-- WHAT YOU SHOULD DO --
How many lines in the listing below include the word "buttons"? Reply with the count alone.

--- START OF WORKING DATA ---

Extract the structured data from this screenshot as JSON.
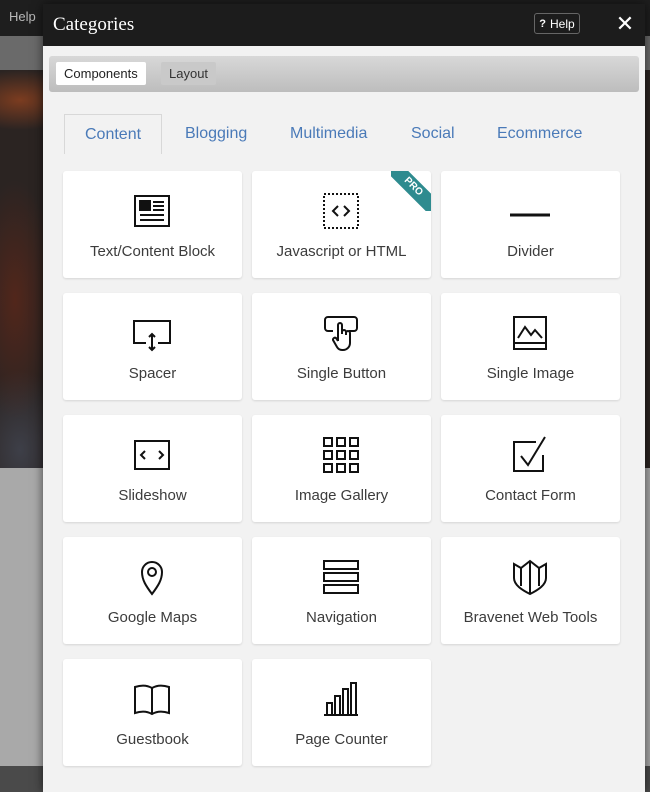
{
  "background": {
    "help_label": "Help"
  },
  "modal": {
    "title": "Categories",
    "help_label": "Help",
    "help_glyph": "?",
    "close_glyph": "✕"
  },
  "subtabs": [
    {
      "label": "Components",
      "active": true
    },
    {
      "label": "Layout",
      "active": false
    }
  ],
  "category_tabs": [
    {
      "label": "Content",
      "active": true
    },
    {
      "label": "Blogging"
    },
    {
      "label": "Multimedia"
    },
    {
      "label": "Social"
    },
    {
      "label": "Ecommerce"
    }
  ],
  "components": [
    {
      "label": "Text/Content Block",
      "icon": "text-block-icon"
    },
    {
      "label": "Javascript or HTML",
      "icon": "code-icon",
      "badge": "PRO"
    },
    {
      "label": "Divider",
      "icon": "divider-icon"
    },
    {
      "label": "Spacer",
      "icon": "spacer-icon"
    },
    {
      "label": "Single Button",
      "icon": "button-icon"
    },
    {
      "label": "Single Image",
      "icon": "image-icon"
    },
    {
      "label": "Slideshow",
      "icon": "slideshow-icon"
    },
    {
      "label": "Image Gallery",
      "icon": "gallery-icon"
    },
    {
      "label": "Contact Form",
      "icon": "contact-form-icon"
    },
    {
      "label": "Google Maps",
      "icon": "map-pin-icon"
    },
    {
      "label": "Navigation",
      "icon": "navigation-icon"
    },
    {
      "label": "Bravenet Web Tools",
      "icon": "shield-icon"
    },
    {
      "label": "Guestbook",
      "icon": "book-icon"
    },
    {
      "label": "Page Counter",
      "icon": "bar-chart-icon"
    }
  ],
  "colors": {
    "accent": "#4a7ab8",
    "pro_badge": "#2e8b8f",
    "header": "#1c1c1c"
  }
}
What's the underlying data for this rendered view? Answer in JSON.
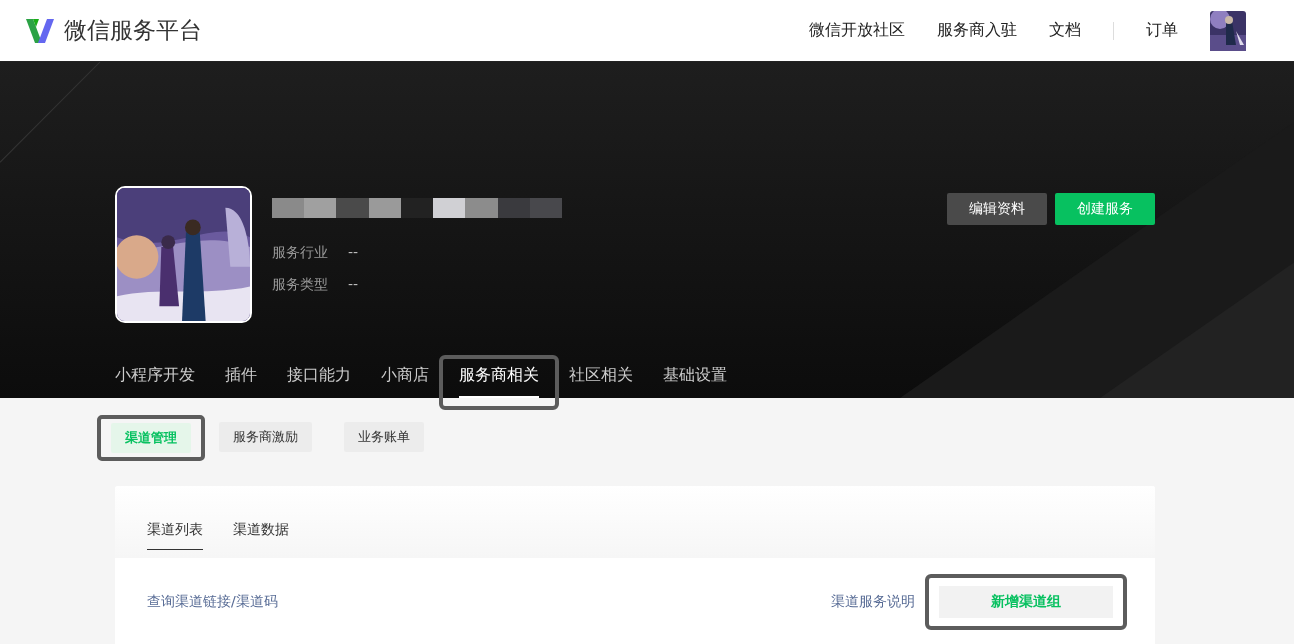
{
  "header": {
    "logo_text": "微信服务平台",
    "nav": [
      {
        "label": "微信开放社区"
      },
      {
        "label": "服务商入驻"
      },
      {
        "label": "文档"
      },
      {
        "label": "订单"
      }
    ]
  },
  "profile": {
    "fields": [
      {
        "label": "服务行业",
        "value": "--"
      },
      {
        "label": "服务类型",
        "value": "--"
      }
    ],
    "buttons": [
      {
        "label": "编辑资料",
        "kind": "secondary"
      },
      {
        "label": "创建服务",
        "kind": "primary"
      }
    ]
  },
  "main_tabs": [
    {
      "label": "小程序开发",
      "selected": false,
      "highlighted": false
    },
    {
      "label": "插件",
      "selected": false,
      "highlighted": false
    },
    {
      "label": "接口能力",
      "selected": false,
      "highlighted": false
    },
    {
      "label": "小商店",
      "selected": false,
      "highlighted": false
    },
    {
      "label": "服务商相关",
      "selected": true,
      "highlighted": true
    },
    {
      "label": "社区相关",
      "selected": false,
      "highlighted": false
    },
    {
      "label": "基础设置",
      "selected": false,
      "highlighted": false
    }
  ],
  "sub_tabs": [
    {
      "label": "渠道管理",
      "selected": true,
      "highlighted": true
    },
    {
      "label": "服务商激励",
      "selected": false,
      "highlighted": false
    },
    {
      "label": "业务账单",
      "selected": false,
      "highlighted": false
    }
  ],
  "card": {
    "tabs": [
      {
        "label": "渠道列表",
        "selected": true
      },
      {
        "label": "渠道数据",
        "selected": false
      }
    ],
    "query_link": "查询渠道链接/渠道码",
    "help_link": "渠道服务说明",
    "add_button": {
      "label": "新增渠道组",
      "highlighted": true
    }
  }
}
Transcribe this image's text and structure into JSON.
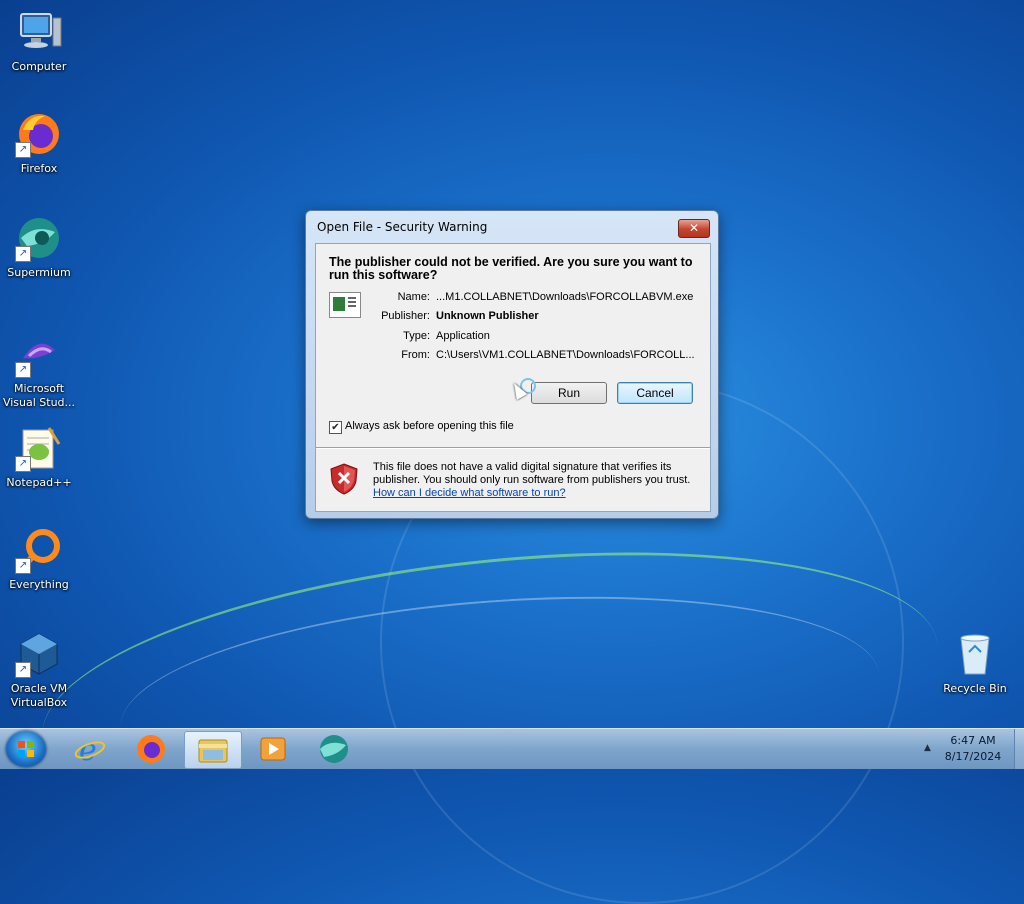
{
  "desktop": {
    "icons": [
      {
        "label": "Computer",
        "icon": "computer-icon"
      },
      {
        "label": "Firefox",
        "icon": "firefox-icon"
      },
      {
        "label": "Supermium",
        "icon": "supermium-icon"
      },
      {
        "label": "Microsoft Visual Stud...",
        "icon": "visual-studio-icon"
      },
      {
        "label": "Notepad++",
        "icon": "notepadpp-icon"
      },
      {
        "label": "Everything",
        "icon": "everything-icon"
      },
      {
        "label": "Oracle VM VirtualBox",
        "icon": "virtualbox-icon"
      },
      {
        "label": "Recycle Bin",
        "icon": "recycle-bin-icon"
      }
    ]
  },
  "dialog": {
    "title": "Open File - Security Warning",
    "close_label": "✕",
    "question": "The publisher could not be verified.  Are you sure you want to run this software?",
    "fields": {
      "name_label": "Name:",
      "name_value": "...M1.COLLABNET\\Downloads\\FORCOLLABVM.exe",
      "publisher_label": "Publisher:",
      "publisher_value": "Unknown Publisher",
      "type_label": "Type:",
      "type_value": "Application",
      "from_label": "From:",
      "from_value": "C:\\Users\\VM1.COLLABNET\\Downloads\\FORCOLL..."
    },
    "run_label": "Run",
    "cancel_label": "Cancel",
    "always_ask_label": "Always ask before opening this file",
    "always_ask_checked": true,
    "warning_text": "This file does not have a valid digital signature that verifies its publisher.  You should only run software from publishers you trust.",
    "help_link": "How can I decide what software to run?"
  },
  "taskbar": {
    "items": [
      "start-orb",
      "internet-explorer-icon",
      "firefox-icon",
      "file-explorer-icon",
      "media-player-icon",
      "supermium-icon"
    ],
    "active_item": "file-explorer-icon",
    "time": "6:47 AM",
    "date": "8/17/2024",
    "tray_arrow": "▲"
  }
}
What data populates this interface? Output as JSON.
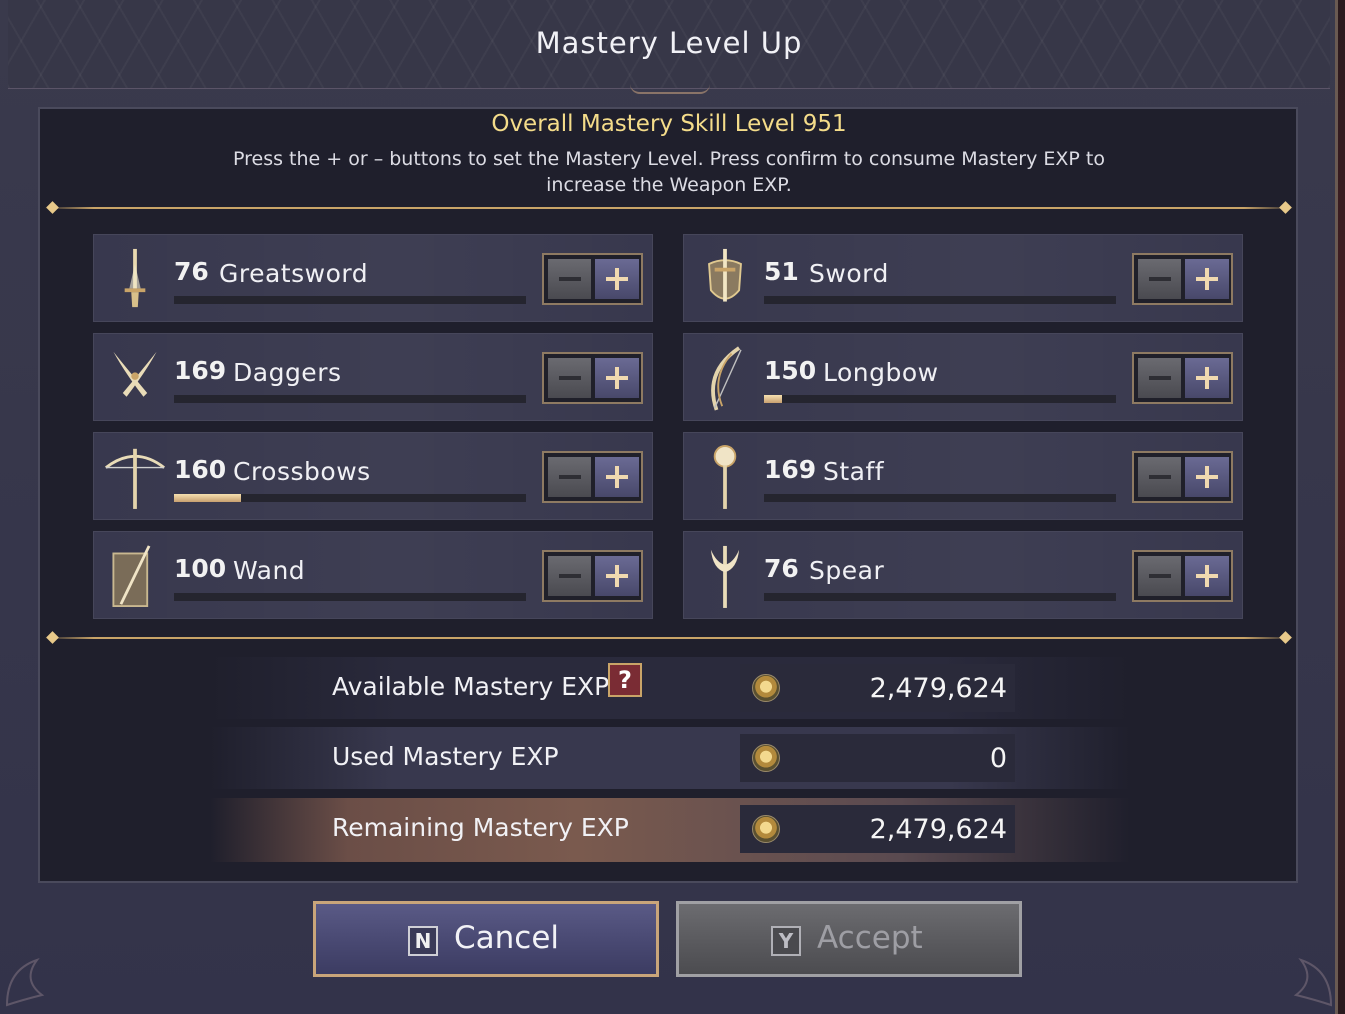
{
  "window": {
    "title": "Mastery Level Up"
  },
  "intro": {
    "title": "Overall Mastery Skill Level 951",
    "line1": "Press the + or – buttons to set the Mastery Level. Press confirm to consume Mastery EXP to",
    "line2": "increase the Weapon EXP."
  },
  "weapons": [
    {
      "level": "76",
      "name": "Greatsword",
      "icon": "greatsword-icon",
      "progress": 0.0
    },
    {
      "level": "51",
      "name": "Sword",
      "icon": "sword-shield-icon",
      "progress": 0.0
    },
    {
      "level": "169",
      "name": "Daggers",
      "icon": "daggers-icon",
      "progress": 0.0
    },
    {
      "level": "150",
      "name": "Longbow",
      "icon": "longbow-icon",
      "progress": 0.05
    },
    {
      "level": "160",
      "name": "Crossbows",
      "icon": "crossbow-icon",
      "progress": 0.19
    },
    {
      "level": "169",
      "name": "Staff",
      "icon": "staff-icon",
      "progress": 0.0
    },
    {
      "level": "100",
      "name": "Wand",
      "icon": "wand-icon",
      "progress": 0.0
    },
    {
      "level": "76",
      "name": "Spear",
      "icon": "spear-icon",
      "progress": 0.0
    }
  ],
  "exp": {
    "available_label": "Available Mastery EXP",
    "available_value": "2,479,624",
    "help_label": "?",
    "used_label": "Used Mastery EXP",
    "used_value": "0",
    "remaining_label": "Remaining Mastery EXP",
    "remaining_value": "2,479,624"
  },
  "buttons": {
    "cancel_key": "N",
    "cancel_label": "Cancel",
    "accept_key": "Y",
    "accept_label": "Accept"
  },
  "colors": {
    "accent_gold": "#c9a468",
    "title_yellow": "#f4dc8a",
    "help_red": "#7a2c34"
  }
}
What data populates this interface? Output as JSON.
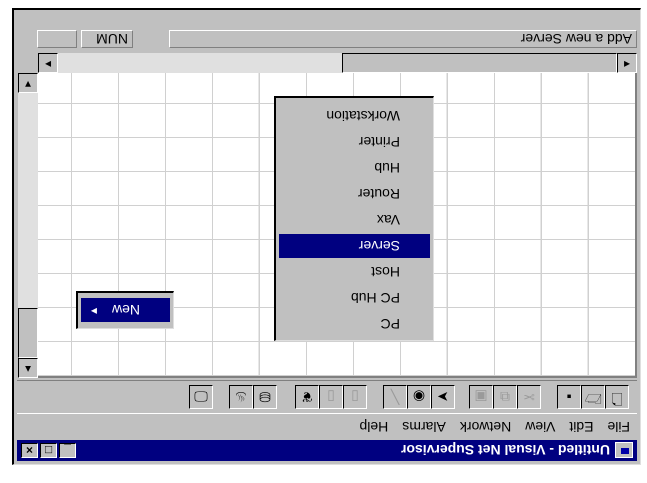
{
  "window": {
    "title": "Untitled - Visual Net Supervisor",
    "controls": {
      "minimize": "_",
      "maximize": "□",
      "close": "×"
    }
  },
  "menubar": {
    "items": [
      "File",
      "Edit",
      "View",
      "Network",
      "Alarms",
      "Help"
    ]
  },
  "toolbar": {
    "buttons": [
      {
        "icon": "new-document-icon",
        "glyph": "🗋"
      },
      {
        "icon": "open-icon",
        "glyph": "🗁"
      },
      {
        "icon": "save-icon",
        "glyph": "▪"
      },
      {
        "icon": "cut-icon",
        "glyph": "✂"
      },
      {
        "icon": "copy-icon",
        "glyph": "⧉"
      },
      {
        "icon": "paste-icon",
        "glyph": "▣"
      },
      {
        "icon": "pointer-icon",
        "glyph": "➤"
      },
      {
        "icon": "zoom-icon",
        "glyph": "◉"
      },
      {
        "icon": "link-icon",
        "glyph": "╲"
      },
      {
        "icon": "device-icon",
        "glyph": "▯"
      },
      {
        "icon": "device2-icon",
        "glyph": "▯"
      },
      {
        "icon": "footprints-icon",
        "glyph": "❦"
      },
      {
        "icon": "network-icon",
        "glyph": "⛁"
      },
      {
        "icon": "alarm-icon",
        "glyph": "♨"
      },
      {
        "icon": "monitor-icon",
        "glyph": "🖵"
      }
    ]
  },
  "context_menu": {
    "new_label": "New",
    "submenu": [
      "PC",
      "PC Hub",
      "Host",
      "Server",
      "Vax",
      "Router",
      "Hub",
      "Printer",
      "Workstation"
    ],
    "selected": "Server"
  },
  "statusbar": {
    "message": "Add a new Server",
    "num": "NUM"
  },
  "scrollbars": {
    "up": "▲",
    "down": "▼",
    "left": "◄",
    "right": "►"
  }
}
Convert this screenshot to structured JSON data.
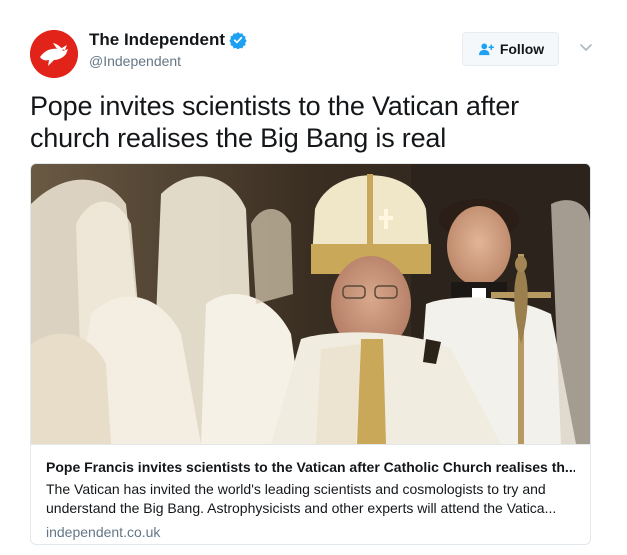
{
  "author": {
    "display_name": "The Independent",
    "handle": "@Independent",
    "verified": true,
    "avatar_icon": "independent-eagle-logo",
    "brand_color": "#e2231a"
  },
  "follow_button": {
    "label": "Follow",
    "icon": "follow-person-plus-icon"
  },
  "menu_caret": {
    "icon": "chevron-down-icon"
  },
  "tweet": {
    "text": "Pope invites scientists to the Vatican after church realises the Big Bang is real"
  },
  "card": {
    "image_alt": "Pope Francis in white and gold vestments holding a crucifix staff",
    "title": "Pope Francis invites scientists to the Vatican after Catholic Church realises th...",
    "description": "The Vatican has invited the world's leading scientists and cosmologists to try and understand the Big Bang. Astrophysicists and other experts will attend the Vatica...",
    "domain": "independent.co.uk"
  }
}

--- END OF WORKING DATA ---

-- ANSWER --
4